## EXERCISE PASSAGE
:::

All software functionalities stem from real-world scenarios. ZMigrate’s use cases fall into three categories:  

  • Standard Mode  

Most users migrate from existing virtualization/cloud platforms (e.g., VMware) to ZStack. Using VMware vSphere APIs (agentless, recommended), ZMigrate leverages VADP+CBT technology to replicate VMware VM data through encrypted channels to ZStack target VMs (automatically created via ZStack APIs using BootImage). When cutover conditions are met, ZMigrate stops replication, switches the target VM’s boot disk to the source system disk, and starts the ZStack VM to complete migration.  

ZMigrate also supports reverse migration from ZStack back to VMware for rollback scenarios.  

standard mode

  • Mounted Disk Mode  

Used when maintenance windows are uncertain or target IP addresses are unavailable. This mode requires only one IP to copy source data first, with cutover performed after target IPs are ready. Similar to standard mode, the target gateway mounts multiple VM disks to store replicated data. During cutover, ZMigrate automatically creates VMs and attaches the pre-copied disks.  

mounted disk mode

  • PE Mode

For legacy systems (e.g., unmaintained embedded devices, industrial PCs) requiring continuity, PE mode uses an OfflineKit image to boot the source, copy data offline to target VMs, and perform cutover. Agent-based replication is optional for systems without downtime windows but is discouraged for fragile legacy environments to avoid modifications.  

pe mode

Three-Step Migration Process  

Using virtualization platform migration as an example:  

1. Prepare Environment & Start Platform  

After deploying ZStack Cloud/ZSphere, create a ZMigrate management node VM (using Server_gateway image) as both manager and data gateway. For large-scale online migrations, consider adding a dedicated migration network.

:::

## DATA TO EXAMINE
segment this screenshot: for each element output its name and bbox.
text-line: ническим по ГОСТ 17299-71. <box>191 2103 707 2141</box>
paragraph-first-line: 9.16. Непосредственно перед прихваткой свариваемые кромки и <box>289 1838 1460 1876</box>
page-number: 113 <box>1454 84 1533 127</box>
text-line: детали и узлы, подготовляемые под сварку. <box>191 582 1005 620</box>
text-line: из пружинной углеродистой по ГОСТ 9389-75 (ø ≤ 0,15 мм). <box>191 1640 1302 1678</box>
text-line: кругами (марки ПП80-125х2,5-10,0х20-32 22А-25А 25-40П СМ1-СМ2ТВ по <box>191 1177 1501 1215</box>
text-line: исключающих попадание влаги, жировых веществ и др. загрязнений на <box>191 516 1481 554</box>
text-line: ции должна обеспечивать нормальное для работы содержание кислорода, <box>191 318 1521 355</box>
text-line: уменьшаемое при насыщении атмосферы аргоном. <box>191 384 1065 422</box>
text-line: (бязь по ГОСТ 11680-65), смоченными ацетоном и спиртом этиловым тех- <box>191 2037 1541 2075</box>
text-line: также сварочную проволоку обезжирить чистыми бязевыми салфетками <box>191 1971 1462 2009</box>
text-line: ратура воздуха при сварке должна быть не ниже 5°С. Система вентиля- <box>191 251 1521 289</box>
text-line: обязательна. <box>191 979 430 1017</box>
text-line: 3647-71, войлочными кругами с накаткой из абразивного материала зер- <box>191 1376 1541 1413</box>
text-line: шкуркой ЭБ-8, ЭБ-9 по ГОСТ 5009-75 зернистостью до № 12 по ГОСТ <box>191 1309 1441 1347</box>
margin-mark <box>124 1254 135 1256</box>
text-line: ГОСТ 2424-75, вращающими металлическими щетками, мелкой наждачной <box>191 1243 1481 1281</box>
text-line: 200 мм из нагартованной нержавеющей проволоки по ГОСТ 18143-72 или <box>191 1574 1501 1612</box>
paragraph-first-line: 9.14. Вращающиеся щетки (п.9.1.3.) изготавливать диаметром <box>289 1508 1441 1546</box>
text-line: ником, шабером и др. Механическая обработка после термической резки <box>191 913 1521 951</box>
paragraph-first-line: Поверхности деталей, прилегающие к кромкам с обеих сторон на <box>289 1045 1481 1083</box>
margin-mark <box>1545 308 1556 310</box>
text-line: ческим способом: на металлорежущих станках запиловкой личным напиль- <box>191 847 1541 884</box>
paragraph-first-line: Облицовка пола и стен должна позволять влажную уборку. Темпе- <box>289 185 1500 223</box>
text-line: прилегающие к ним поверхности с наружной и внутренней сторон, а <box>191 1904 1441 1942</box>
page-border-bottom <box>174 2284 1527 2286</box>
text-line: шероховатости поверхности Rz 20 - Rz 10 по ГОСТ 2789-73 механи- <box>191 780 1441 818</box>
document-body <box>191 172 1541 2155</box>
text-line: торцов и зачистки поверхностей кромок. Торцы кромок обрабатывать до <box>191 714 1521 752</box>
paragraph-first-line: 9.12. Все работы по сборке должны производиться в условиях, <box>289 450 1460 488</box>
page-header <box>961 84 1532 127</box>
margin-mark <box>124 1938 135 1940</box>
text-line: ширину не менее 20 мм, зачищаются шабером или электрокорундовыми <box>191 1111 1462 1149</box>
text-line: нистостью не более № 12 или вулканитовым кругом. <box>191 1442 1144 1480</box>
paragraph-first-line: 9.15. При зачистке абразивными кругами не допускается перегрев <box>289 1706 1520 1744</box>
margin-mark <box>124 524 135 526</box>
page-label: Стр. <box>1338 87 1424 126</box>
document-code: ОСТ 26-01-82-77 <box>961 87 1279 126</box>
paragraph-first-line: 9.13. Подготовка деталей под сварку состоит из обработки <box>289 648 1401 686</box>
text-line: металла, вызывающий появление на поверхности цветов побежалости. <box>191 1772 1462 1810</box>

:::

## PROMPT 1
Copy word for word the part of the ZMigrate text starting with "Using virtualization platform" and going on through "dedicated migration network.".
## PROMPT 2
Name every migration mode that the ZMigrate text describes.

## ANSWER SPACE 1
Using virtualization platform migration as an example:  

1. Prepare Environment & Start Platform  

After deploying ZStack Cloud/ZSphere, create a ZMigrate management node VM (using Server_gateway image) as both manager and data gateway. For large-scale online migrations, consider adding a dedicated migration network.

## ANSWER SPACE 2
Standard Mode
Mounted Disk Mode
PE Mode